Produce an exact copy of all the data below, dropping every image.

§

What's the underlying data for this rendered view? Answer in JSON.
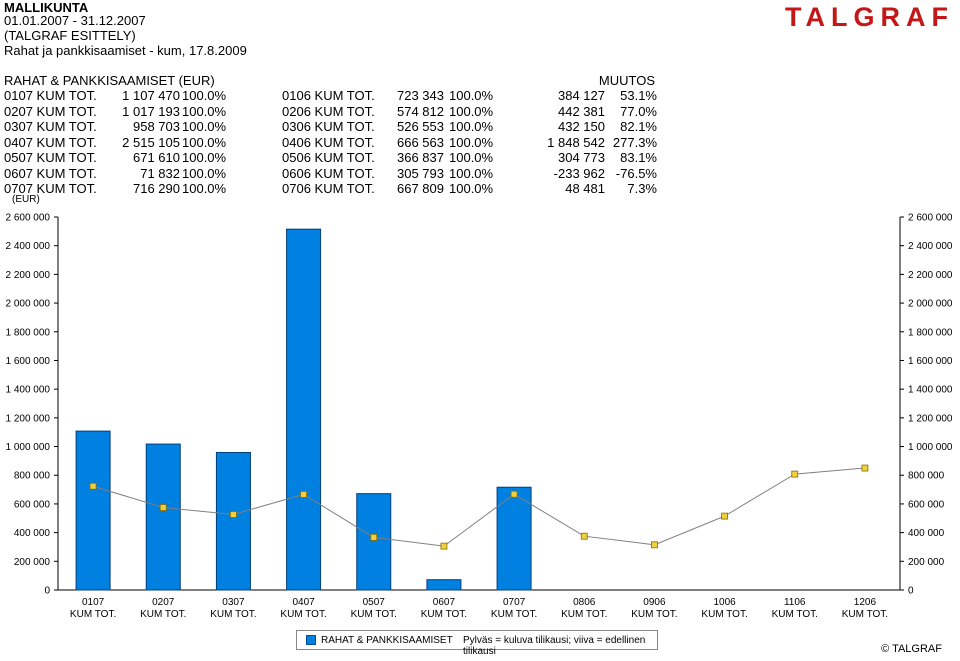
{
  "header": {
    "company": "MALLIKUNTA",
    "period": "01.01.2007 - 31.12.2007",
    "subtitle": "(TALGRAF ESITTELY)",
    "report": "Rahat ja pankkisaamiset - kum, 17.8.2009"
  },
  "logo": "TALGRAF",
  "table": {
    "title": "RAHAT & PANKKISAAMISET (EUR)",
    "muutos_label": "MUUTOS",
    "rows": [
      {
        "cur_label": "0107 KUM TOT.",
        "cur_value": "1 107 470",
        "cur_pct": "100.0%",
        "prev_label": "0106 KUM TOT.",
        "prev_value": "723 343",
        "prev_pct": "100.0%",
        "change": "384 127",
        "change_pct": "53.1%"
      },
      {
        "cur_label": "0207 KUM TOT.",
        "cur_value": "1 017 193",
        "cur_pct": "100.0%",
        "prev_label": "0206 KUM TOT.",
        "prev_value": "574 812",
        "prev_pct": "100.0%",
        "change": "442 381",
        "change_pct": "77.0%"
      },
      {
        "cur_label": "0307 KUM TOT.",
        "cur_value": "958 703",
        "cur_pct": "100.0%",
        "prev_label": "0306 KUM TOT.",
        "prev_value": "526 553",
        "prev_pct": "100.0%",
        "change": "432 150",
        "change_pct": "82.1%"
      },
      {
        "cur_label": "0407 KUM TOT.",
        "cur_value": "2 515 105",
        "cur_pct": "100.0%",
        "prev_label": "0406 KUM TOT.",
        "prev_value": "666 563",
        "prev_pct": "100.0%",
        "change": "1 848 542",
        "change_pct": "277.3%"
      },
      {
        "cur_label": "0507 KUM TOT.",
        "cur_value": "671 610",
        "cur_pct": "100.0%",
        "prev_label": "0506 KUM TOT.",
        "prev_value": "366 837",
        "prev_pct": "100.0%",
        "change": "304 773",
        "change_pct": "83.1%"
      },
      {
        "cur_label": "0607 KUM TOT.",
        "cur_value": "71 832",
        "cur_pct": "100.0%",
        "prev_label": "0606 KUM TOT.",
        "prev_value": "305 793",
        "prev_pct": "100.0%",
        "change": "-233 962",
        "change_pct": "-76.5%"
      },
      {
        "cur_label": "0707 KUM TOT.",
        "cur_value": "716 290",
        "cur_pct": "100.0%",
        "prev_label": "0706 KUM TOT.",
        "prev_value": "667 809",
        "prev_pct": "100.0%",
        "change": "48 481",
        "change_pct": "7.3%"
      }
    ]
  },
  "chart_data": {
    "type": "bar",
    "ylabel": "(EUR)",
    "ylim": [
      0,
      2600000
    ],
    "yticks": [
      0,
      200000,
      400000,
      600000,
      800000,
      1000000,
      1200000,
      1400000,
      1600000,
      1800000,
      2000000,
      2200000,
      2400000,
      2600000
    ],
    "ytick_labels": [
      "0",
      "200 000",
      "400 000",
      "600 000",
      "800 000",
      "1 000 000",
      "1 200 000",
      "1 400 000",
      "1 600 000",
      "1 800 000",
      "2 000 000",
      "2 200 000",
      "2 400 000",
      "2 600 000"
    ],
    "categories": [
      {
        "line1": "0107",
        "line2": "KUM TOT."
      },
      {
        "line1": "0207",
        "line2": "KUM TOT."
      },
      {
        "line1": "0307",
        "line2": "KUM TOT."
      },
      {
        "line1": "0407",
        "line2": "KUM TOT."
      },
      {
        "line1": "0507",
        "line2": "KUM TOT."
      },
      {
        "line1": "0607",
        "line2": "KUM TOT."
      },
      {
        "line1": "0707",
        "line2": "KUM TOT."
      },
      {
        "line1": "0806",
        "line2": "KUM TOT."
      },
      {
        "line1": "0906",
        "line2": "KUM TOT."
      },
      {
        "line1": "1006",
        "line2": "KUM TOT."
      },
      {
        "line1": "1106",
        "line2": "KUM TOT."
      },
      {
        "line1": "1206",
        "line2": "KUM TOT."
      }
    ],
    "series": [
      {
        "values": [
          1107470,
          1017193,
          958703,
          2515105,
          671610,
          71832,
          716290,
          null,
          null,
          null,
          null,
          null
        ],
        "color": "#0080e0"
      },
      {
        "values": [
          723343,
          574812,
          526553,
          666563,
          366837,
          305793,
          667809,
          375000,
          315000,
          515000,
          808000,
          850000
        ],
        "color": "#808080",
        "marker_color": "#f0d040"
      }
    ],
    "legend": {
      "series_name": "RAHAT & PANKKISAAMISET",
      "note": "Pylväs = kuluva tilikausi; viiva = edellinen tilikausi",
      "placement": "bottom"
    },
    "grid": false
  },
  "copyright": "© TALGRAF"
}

§

▶ _Full response_:
What's the underlying data for this rendered view? Answer in JSON.
{
  "header": {
    "company": "MALLIKUNTA",
    "period": "01.01.2007 - 31.12.2007",
    "subtitle": "(TALGRAF ESITTELY)",
    "report": "Rahat ja pankkisaamiset - kum, 17.8.2009"
  },
  "logo": "TALGRAF",
  "table": {
    "title": "RAHAT & PANKKISAAMISET (EUR)",
    "muutos_label": "MUUTOS",
    "rows": [
      {
        "cur_label": "0107 KUM TOT.",
        "cur_value": "1 107 470",
        "cur_pct": "100.0%",
        "prev_label": "0106 KUM TOT.",
        "prev_value": "723 343",
        "prev_pct": "100.0%",
        "change": "384 127",
        "change_pct": "53.1%"
      },
      {
        "cur_label": "0207 KUM TOT.",
        "cur_value": "1 017 193",
        "cur_pct": "100.0%",
        "prev_label": "0206 KUM TOT.",
        "prev_value": "574 812",
        "prev_pct": "100.0%",
        "change": "442 381",
        "change_pct": "77.0%"
      },
      {
        "cur_label": "0307 KUM TOT.",
        "cur_value": "958 703",
        "cur_pct": "100.0%",
        "prev_label": "0306 KUM TOT.",
        "prev_value": "526 553",
        "prev_pct": "100.0%",
        "change": "432 150",
        "change_pct": "82.1%"
      },
      {
        "cur_label": "0407 KUM TOT.",
        "cur_value": "2 515 105",
        "cur_pct": "100.0%",
        "prev_label": "0406 KUM TOT.",
        "prev_value": "666 563",
        "prev_pct": "100.0%",
        "change": "1 848 542",
        "change_pct": "277.3%"
      },
      {
        "cur_label": "0507 KUM TOT.",
        "cur_value": "671 610",
        "cur_pct": "100.0%",
        "prev_label": "0506 KUM TOT.",
        "prev_value": "366 837",
        "prev_pct": "100.0%",
        "change": "304 773",
        "change_pct": "83.1%"
      },
      {
        "cur_label": "0607 KUM TOT.",
        "cur_value": "71 832",
        "cur_pct": "100.0%",
        "prev_label": "0606 KUM TOT.",
        "prev_value": "305 793",
        "prev_pct": "100.0%",
        "change": "-233 962",
        "change_pct": "-76.5%"
      },
      {
        "cur_label": "0707 KUM TOT.",
        "cur_value": "716 290",
        "cur_pct": "100.0%",
        "prev_label": "0706 KUM TOT.",
        "prev_value": "667 809",
        "prev_pct": "100.0%",
        "change": "48 481",
        "change_pct": "7.3%"
      }
    ]
  },
  "chart_data": {
    "type": "bar",
    "ylabel": "(EUR)",
    "ylim": [
      0,
      2600000
    ],
    "yticks": [
      0,
      200000,
      400000,
      600000,
      800000,
      1000000,
      1200000,
      1400000,
      1600000,
      1800000,
      2000000,
      2200000,
      2400000,
      2600000
    ],
    "ytick_labels": [
      "0",
      "200 000",
      "400 000",
      "600 000",
      "800 000",
      "1 000 000",
      "1 200 000",
      "1 400 000",
      "1 600 000",
      "1 800 000",
      "2 000 000",
      "2 200 000",
      "2 400 000",
      "2 600 000"
    ],
    "categories": [
      {
        "line1": "0107",
        "line2": "KUM TOT."
      },
      {
        "line1": "0207",
        "line2": "KUM TOT."
      },
      {
        "line1": "0307",
        "line2": "KUM TOT."
      },
      {
        "line1": "0407",
        "line2": "KUM TOT."
      },
      {
        "line1": "0507",
        "line2": "KUM TOT."
      },
      {
        "line1": "0607",
        "line2": "KUM TOT."
      },
      {
        "line1": "0707",
        "line2": "KUM TOT."
      },
      {
        "line1": "0806",
        "line2": "KUM TOT."
      },
      {
        "line1": "0906",
        "line2": "KUM TOT."
      },
      {
        "line1": "1006",
        "line2": "KUM TOT."
      },
      {
        "line1": "1106",
        "line2": "KUM TOT."
      },
      {
        "line1": "1206",
        "line2": "KUM TOT."
      }
    ],
    "series": [
      {
        "values": [
          1107470,
          1017193,
          958703,
          2515105,
          671610,
          71832,
          716290,
          null,
          null,
          null,
          null,
          null
        ],
        "color": "#0080e0"
      },
      {
        "values": [
          723343,
          574812,
          526553,
          666563,
          366837,
          305793,
          667809,
          375000,
          315000,
          515000,
          808000,
          850000
        ],
        "color": "#808080",
        "marker_color": "#f0d040"
      }
    ],
    "legend": {
      "series_name": "RAHAT & PANKKISAAMISET",
      "note": "Pylväs = kuluva tilikausi; viiva = edellinen tilikausi",
      "placement": "bottom"
    },
    "grid": false
  },
  "copyright": "© TALGRAF"
}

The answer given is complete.